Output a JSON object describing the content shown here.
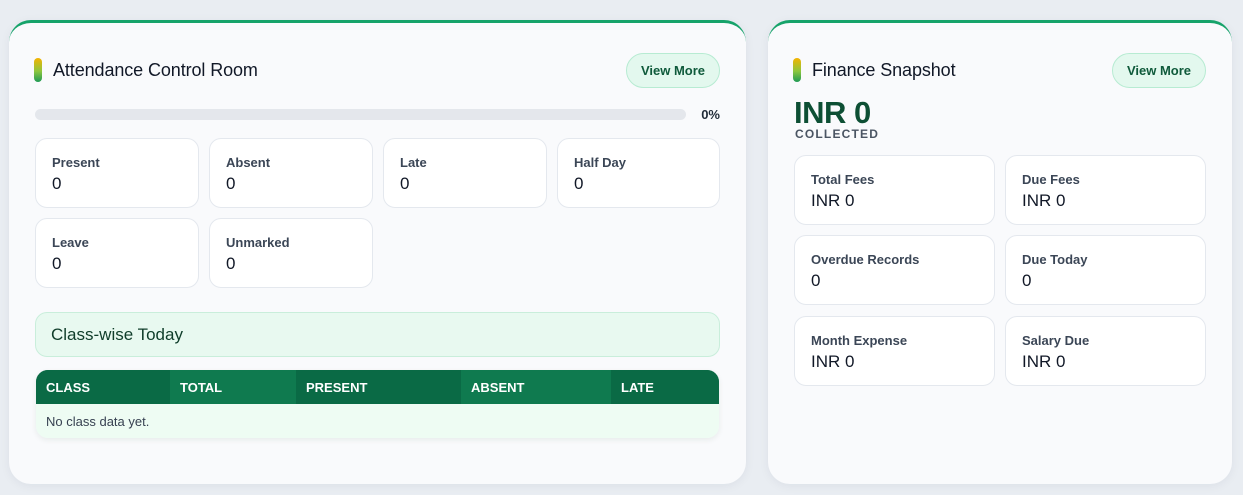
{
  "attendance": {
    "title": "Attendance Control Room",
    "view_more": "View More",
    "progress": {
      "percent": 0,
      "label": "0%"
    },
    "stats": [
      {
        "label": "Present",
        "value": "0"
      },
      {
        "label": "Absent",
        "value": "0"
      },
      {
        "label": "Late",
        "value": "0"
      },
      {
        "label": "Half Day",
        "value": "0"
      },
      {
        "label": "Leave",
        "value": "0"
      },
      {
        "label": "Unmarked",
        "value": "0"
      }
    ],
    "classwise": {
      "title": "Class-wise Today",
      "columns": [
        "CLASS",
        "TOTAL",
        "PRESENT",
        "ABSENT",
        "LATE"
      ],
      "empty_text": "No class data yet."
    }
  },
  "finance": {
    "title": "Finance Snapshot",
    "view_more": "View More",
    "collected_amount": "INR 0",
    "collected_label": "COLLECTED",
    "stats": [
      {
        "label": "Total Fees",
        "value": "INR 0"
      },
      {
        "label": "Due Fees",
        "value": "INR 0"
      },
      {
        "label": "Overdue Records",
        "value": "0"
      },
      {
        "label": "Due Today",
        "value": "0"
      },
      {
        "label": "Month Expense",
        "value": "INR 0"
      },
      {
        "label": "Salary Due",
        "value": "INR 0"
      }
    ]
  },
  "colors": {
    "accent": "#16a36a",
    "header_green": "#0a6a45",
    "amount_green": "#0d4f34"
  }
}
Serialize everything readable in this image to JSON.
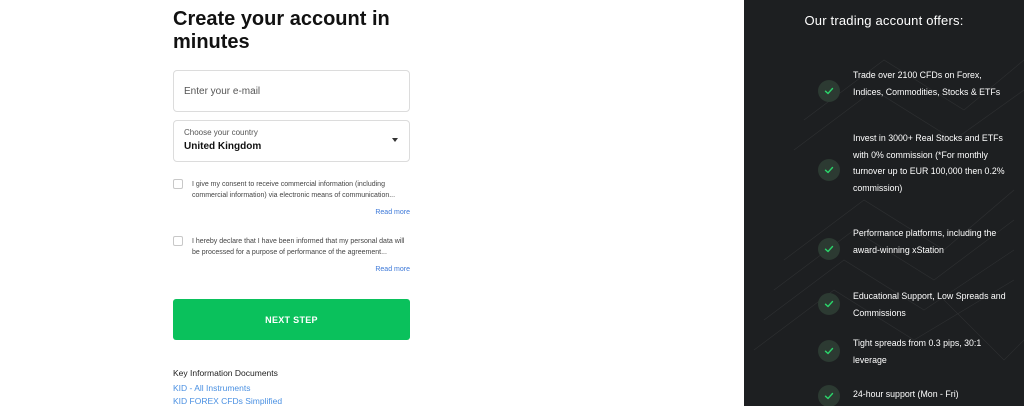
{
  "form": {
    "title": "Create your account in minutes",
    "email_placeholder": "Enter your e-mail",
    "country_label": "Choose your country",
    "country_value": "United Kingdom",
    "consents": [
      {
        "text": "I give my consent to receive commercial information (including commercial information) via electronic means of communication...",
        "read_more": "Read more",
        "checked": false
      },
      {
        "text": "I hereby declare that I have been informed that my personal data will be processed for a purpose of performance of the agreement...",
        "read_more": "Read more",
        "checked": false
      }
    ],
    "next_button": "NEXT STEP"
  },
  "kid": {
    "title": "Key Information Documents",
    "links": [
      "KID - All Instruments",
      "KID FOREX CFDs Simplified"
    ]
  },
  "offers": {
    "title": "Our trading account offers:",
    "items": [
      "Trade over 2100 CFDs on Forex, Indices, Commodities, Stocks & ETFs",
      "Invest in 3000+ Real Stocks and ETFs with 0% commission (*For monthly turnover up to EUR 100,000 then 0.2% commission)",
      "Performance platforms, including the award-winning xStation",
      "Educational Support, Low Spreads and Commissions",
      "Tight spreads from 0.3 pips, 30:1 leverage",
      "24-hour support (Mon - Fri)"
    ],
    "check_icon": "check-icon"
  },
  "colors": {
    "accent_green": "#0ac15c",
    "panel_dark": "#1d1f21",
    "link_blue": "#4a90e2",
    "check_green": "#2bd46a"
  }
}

═══

Determine the number of lines containing "CFDs". Write only that number.

2